::: Data excerpts

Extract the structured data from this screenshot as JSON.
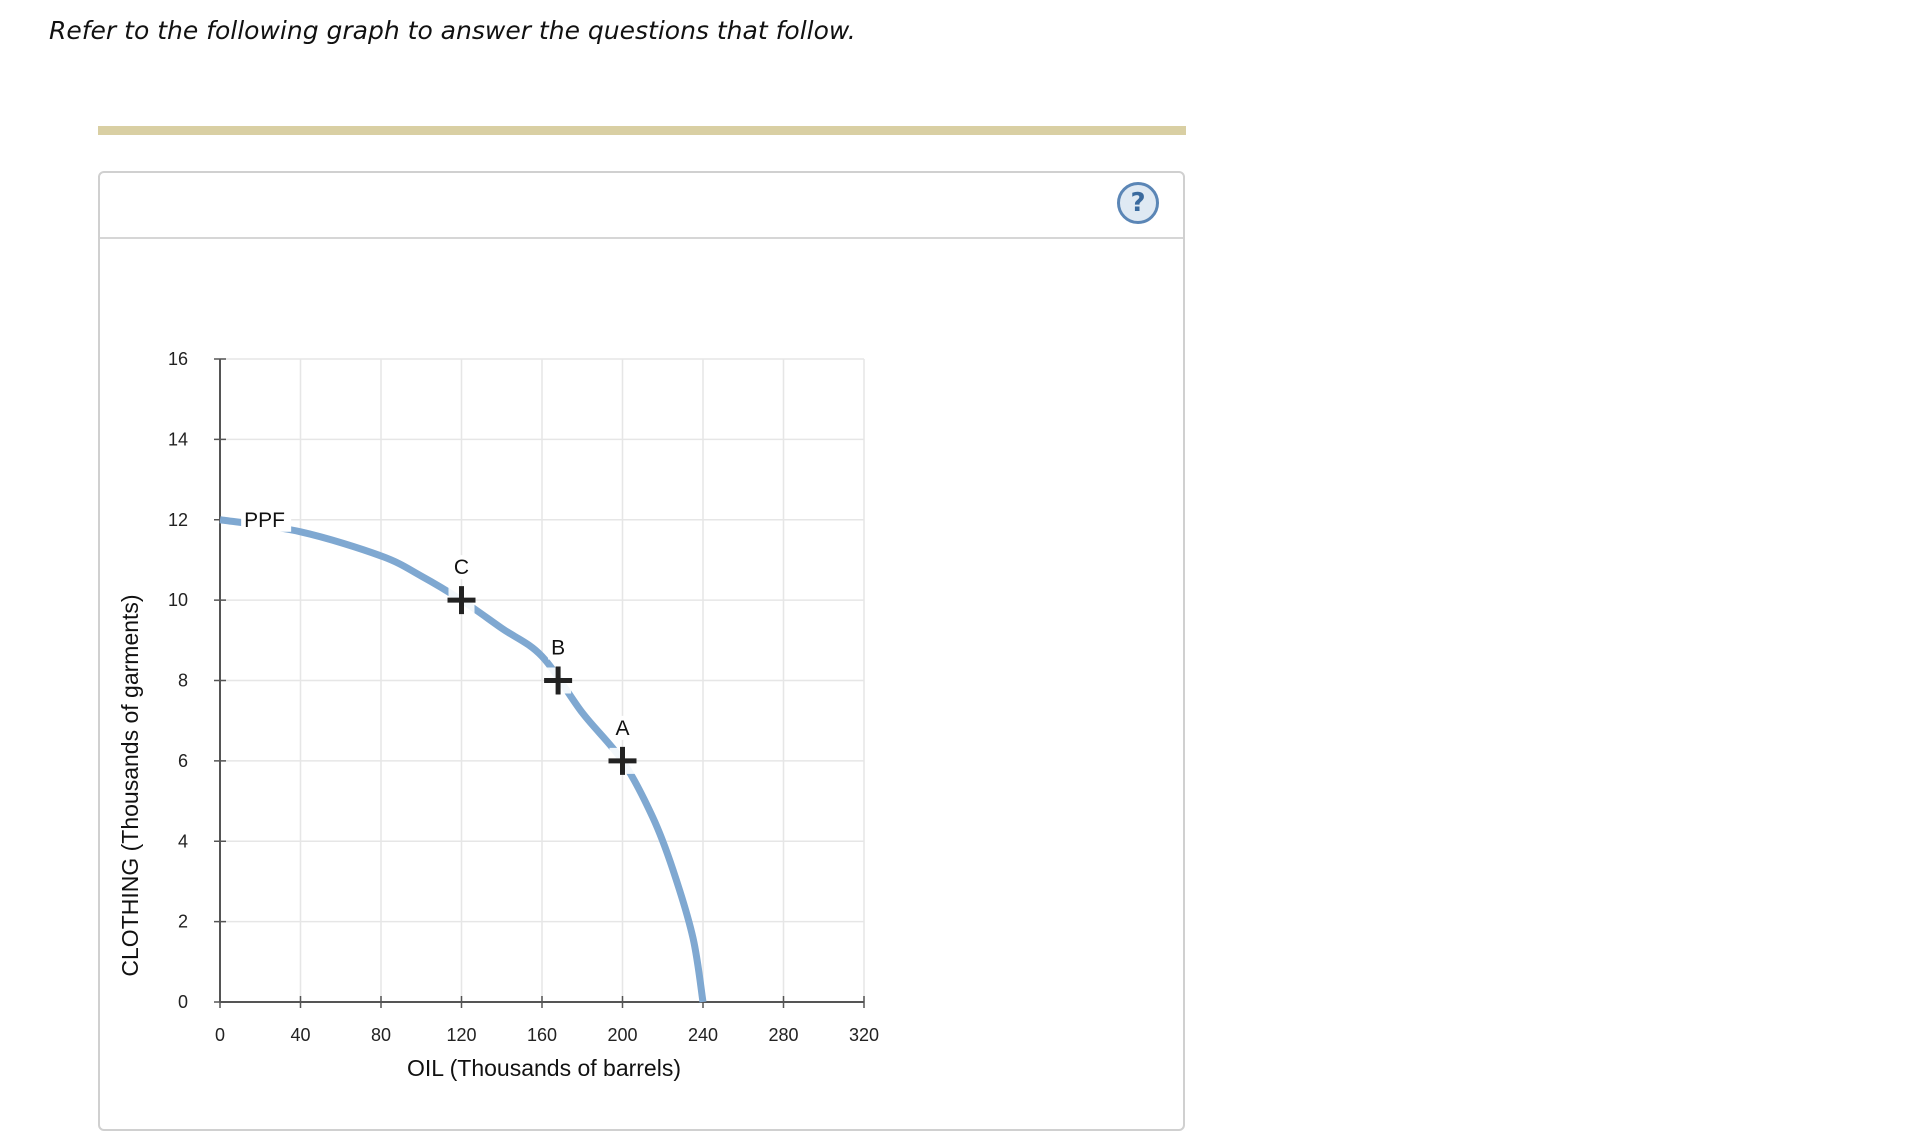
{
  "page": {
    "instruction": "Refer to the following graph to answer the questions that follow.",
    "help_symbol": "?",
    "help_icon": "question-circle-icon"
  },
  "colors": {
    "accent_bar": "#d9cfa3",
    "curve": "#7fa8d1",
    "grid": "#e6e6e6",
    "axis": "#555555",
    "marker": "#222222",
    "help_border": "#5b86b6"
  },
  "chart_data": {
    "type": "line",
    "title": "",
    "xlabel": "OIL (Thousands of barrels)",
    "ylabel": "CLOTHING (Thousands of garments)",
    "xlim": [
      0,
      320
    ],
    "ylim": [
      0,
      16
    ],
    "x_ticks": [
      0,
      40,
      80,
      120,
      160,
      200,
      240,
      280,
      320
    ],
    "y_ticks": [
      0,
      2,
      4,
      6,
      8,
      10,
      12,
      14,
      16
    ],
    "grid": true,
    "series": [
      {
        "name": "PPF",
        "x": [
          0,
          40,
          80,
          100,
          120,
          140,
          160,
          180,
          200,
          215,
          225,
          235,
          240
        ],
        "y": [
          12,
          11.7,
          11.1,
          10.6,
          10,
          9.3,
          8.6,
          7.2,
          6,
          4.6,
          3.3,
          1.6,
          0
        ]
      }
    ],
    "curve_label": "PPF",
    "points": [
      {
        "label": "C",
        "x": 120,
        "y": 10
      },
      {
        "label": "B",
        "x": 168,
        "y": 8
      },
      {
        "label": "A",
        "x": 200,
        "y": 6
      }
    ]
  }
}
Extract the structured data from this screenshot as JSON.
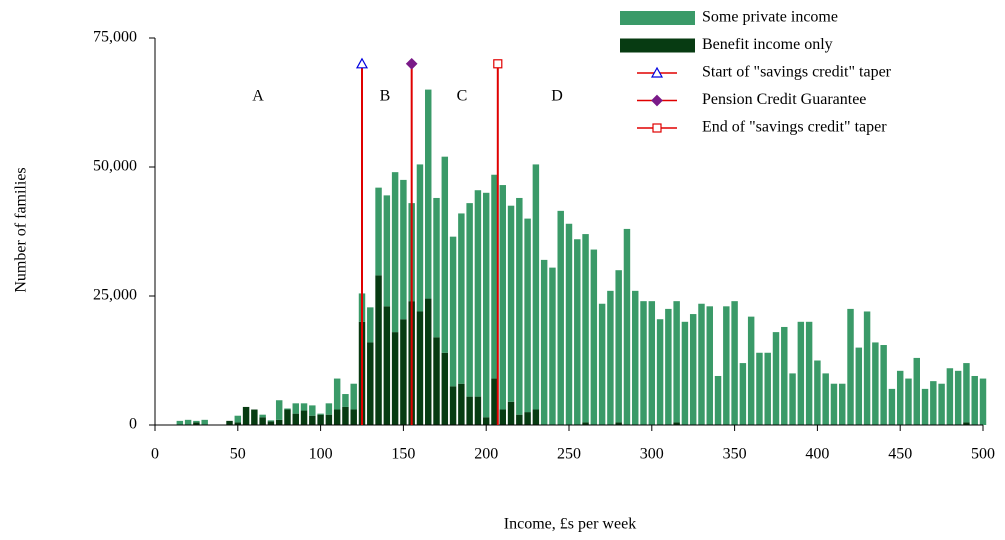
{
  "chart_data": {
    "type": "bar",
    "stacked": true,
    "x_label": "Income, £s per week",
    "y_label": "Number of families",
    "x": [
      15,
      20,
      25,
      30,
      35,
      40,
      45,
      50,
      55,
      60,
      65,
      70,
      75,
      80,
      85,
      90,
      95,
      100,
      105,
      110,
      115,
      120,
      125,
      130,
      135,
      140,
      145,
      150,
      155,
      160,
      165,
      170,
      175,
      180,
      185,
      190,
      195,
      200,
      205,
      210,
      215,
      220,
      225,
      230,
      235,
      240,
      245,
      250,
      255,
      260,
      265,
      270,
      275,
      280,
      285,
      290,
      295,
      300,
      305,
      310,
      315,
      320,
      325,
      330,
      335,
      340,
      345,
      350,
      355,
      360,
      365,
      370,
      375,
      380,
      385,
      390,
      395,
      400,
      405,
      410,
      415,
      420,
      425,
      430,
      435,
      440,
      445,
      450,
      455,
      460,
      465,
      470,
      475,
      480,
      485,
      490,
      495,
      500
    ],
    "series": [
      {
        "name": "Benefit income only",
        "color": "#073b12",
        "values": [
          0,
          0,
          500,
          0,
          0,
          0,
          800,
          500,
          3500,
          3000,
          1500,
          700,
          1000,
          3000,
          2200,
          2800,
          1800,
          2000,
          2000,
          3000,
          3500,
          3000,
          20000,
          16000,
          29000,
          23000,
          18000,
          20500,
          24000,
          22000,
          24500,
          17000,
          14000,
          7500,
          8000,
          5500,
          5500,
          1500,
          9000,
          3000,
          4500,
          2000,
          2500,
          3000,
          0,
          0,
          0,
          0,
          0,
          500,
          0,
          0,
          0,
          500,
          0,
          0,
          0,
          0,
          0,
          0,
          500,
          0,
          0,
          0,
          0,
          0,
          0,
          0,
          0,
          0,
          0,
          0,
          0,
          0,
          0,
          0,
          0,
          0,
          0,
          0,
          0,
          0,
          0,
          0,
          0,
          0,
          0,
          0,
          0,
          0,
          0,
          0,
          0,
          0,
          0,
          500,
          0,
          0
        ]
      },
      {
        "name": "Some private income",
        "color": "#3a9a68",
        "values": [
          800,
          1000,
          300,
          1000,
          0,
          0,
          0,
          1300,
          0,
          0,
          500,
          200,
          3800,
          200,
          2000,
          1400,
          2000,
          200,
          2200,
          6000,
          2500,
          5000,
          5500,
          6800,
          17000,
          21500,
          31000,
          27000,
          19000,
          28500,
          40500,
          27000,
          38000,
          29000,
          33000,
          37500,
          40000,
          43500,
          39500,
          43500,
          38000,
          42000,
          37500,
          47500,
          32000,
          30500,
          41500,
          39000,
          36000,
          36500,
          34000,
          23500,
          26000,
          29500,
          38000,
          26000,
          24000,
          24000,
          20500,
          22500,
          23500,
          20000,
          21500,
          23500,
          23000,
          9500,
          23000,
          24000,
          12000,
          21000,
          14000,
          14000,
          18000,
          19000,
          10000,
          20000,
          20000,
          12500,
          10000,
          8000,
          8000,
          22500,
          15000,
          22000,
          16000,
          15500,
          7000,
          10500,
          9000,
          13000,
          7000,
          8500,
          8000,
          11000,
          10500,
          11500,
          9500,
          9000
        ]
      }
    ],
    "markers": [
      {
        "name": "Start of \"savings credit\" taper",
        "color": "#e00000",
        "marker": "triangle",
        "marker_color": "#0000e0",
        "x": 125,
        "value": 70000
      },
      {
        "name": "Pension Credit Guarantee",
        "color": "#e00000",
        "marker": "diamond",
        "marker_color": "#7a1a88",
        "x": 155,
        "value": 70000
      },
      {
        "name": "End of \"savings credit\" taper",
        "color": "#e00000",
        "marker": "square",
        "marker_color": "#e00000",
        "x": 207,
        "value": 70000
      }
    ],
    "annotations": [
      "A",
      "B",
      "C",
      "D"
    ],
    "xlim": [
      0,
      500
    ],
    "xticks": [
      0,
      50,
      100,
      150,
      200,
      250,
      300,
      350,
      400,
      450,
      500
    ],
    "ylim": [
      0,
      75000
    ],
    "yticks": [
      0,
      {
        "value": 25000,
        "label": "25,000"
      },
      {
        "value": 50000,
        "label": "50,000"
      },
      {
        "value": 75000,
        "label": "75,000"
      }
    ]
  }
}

::::::

## [Directive]
Without the pictures, transcribe the listing above exactly.

## [Completed task]
Extract the structured data from this screenshot as JSON.
{
  "page": {
    "instruction": "Refer to the following graph to answer the questions that follow.",
    "help_symbol": "?",
    "help_icon": "question-circle-icon"
  },
  "colors": {
    "accent_bar": "#d9cfa3",
    "curve": "#7fa8d1",
    "grid": "#e6e6e6",
    "axis": "#555555",
    "marker": "#222222",
    "help_border": "#5b86b6"
  },
  "chart_data": {
    "type": "line",
    "title": "",
    "xlabel": "OIL (Thousands of barrels)",
    "ylabel": "CLOTHING (Thousands of garments)",
    "xlim": [
      0,
      320
    ],
    "ylim": [
      0,
      16
    ],
    "x_ticks": [
      0,
      40,
      80,
      120,
      160,
      200,
      240,
      280,
      320
    ],
    "y_ticks": [
      0,
      2,
      4,
      6,
      8,
      10,
      12,
      14,
      16
    ],
    "grid": true,
    "series": [
      {
        "name": "PPF",
        "x": [
          0,
          40,
          80,
          100,
          120,
          140,
          160,
          180,
          200,
          215,
          225,
          235,
          240
        ],
        "y": [
          12,
          11.7,
          11.1,
          10.6,
          10,
          9.3,
          8.6,
          7.2,
          6,
          4.6,
          3.3,
          1.6,
          0
        ]
      }
    ],
    "curve_label": "PPF",
    "points": [
      {
        "label": "C",
        "x": 120,
        "y": 10
      },
      {
        "label": "B",
        "x": 168,
        "y": 8
      },
      {
        "label": "A",
        "x": 200,
        "y": 6
      }
    ]
  }
}
Extract the structured data from this screenshot as JSON.
{
  "chart_data": {
    "type": "bar",
    "stacked": true,
    "x_label": "Income, £s per week",
    "y_label": "Number of families",
    "x": [
      15,
      20,
      25,
      30,
      35,
      40,
      45,
      50,
      55,
      60,
      65,
      70,
      75,
      80,
      85,
      90,
      95,
      100,
      105,
      110,
      115,
      120,
      125,
      130,
      135,
      140,
      145,
      150,
      155,
      160,
      165,
      170,
      175,
      180,
      185,
      190,
      195,
      200,
      205,
      210,
      215,
      220,
      225,
      230,
      235,
      240,
      245,
      250,
      255,
      260,
      265,
      270,
      275,
      280,
      285,
      290,
      295,
      300,
      305,
      310,
      315,
      320,
      325,
      330,
      335,
      340,
      345,
      350,
      355,
      360,
      365,
      370,
      375,
      380,
      385,
      390,
      395,
      400,
      405,
      410,
      415,
      420,
      425,
      430,
      435,
      440,
      445,
      450,
      455,
      460,
      465,
      470,
      475,
      480,
      485,
      490,
      495,
      500
    ],
    "series": [
      {
        "name": "Benefit income only",
        "color": "#073b12",
        "values": [
          0,
          0,
          500,
          0,
          0,
          0,
          800,
          500,
          3500,
          3000,
          1500,
          700,
          1000,
          3000,
          2200,
          2800,
          1800,
          2000,
          2000,
          3000,
          3500,
          3000,
          20000,
          16000,
          29000,
          23000,
          18000,
          20500,
          24000,
          22000,
          24500,
          17000,
          14000,
          7500,
          8000,
          5500,
          5500,
          1500,
          9000,
          3000,
          4500,
          2000,
          2500,
          3000,
          0,
          0,
          0,
          0,
          0,
          500,
          0,
          0,
          0,
          500,
          0,
          0,
          0,
          0,
          0,
          0,
          500,
          0,
          0,
          0,
          0,
          0,
          0,
          0,
          0,
          0,
          0,
          0,
          0,
          0,
          0,
          0,
          0,
          0,
          0,
          0,
          0,
          0,
          0,
          0,
          0,
          0,
          0,
          0,
          0,
          0,
          0,
          0,
          0,
          0,
          0,
          500,
          0,
          0
        ]
      },
      {
        "name": "Some private income",
        "color": "#3a9a68",
        "values": [
          800,
          1000,
          300,
          1000,
          0,
          0,
          0,
          1300,
          0,
          0,
          500,
          200,
          3800,
          200,
          2000,
          1400,
          2000,
          200,
          2200,
          6000,
          2500,
          5000,
          5500,
          6800,
          17000,
          21500,
          31000,
          27000,
          19000,
          28500,
          40500,
          27000,
          38000,
          29000,
          33000,
          37500,
          40000,
          43500,
          39500,
          43500,
          38000,
          42000,
          37500,
          47500,
          32000,
          30500,
          41500,
          39000,
          36000,
          36500,
          34000,
          23500,
          26000,
          29500,
          38000,
          26000,
          24000,
          24000,
          20500,
          22500,
          23500,
          20000,
          21500,
          23500,
          23000,
          9500,
          23000,
          24000,
          12000,
          21000,
          14000,
          14000,
          18000,
          19000,
          10000,
          20000,
          20000,
          12500,
          10000,
          8000,
          8000,
          22500,
          15000,
          22000,
          16000,
          15500,
          7000,
          10500,
          9000,
          13000,
          7000,
          8500,
          8000,
          11000,
          10500,
          11500,
          9500,
          9000
        ]
      }
    ],
    "markers": [
      {
        "name": "Start of \"savings credit\" taper",
        "color": "#e00000",
        "marker": "triangle",
        "marker_color": "#0000e0",
        "x": 125,
        "value": 70000
      },
      {
        "name": "Pension Credit Guarantee",
        "color": "#e00000",
        "marker": "diamond",
        "marker_color": "#7a1a88",
        "x": 155,
        "value": 70000
      },
      {
        "name": "End of \"savings credit\" taper",
        "color": "#e00000",
        "marker": "square",
        "marker_color": "#e00000",
        "x": 207,
        "value": 70000
      }
    ],
    "annotations": [
      "A",
      "B",
      "C",
      "D"
    ],
    "xlim": [
      0,
      500
    ],
    "xticks": [
      0,
      50,
      100,
      150,
      200,
      250,
      300,
      350,
      400,
      450,
      500
    ],
    "ylim": [
      0,
      75000
    ],
    "yticks": [
      0,
      {
        "value": 25000,
        "label": "25,000"
      },
      {
        "value": 50000,
        "label": "50,000"
      },
      {
        "value": 75000,
        "label": "75,000"
      }
    ]
  }
}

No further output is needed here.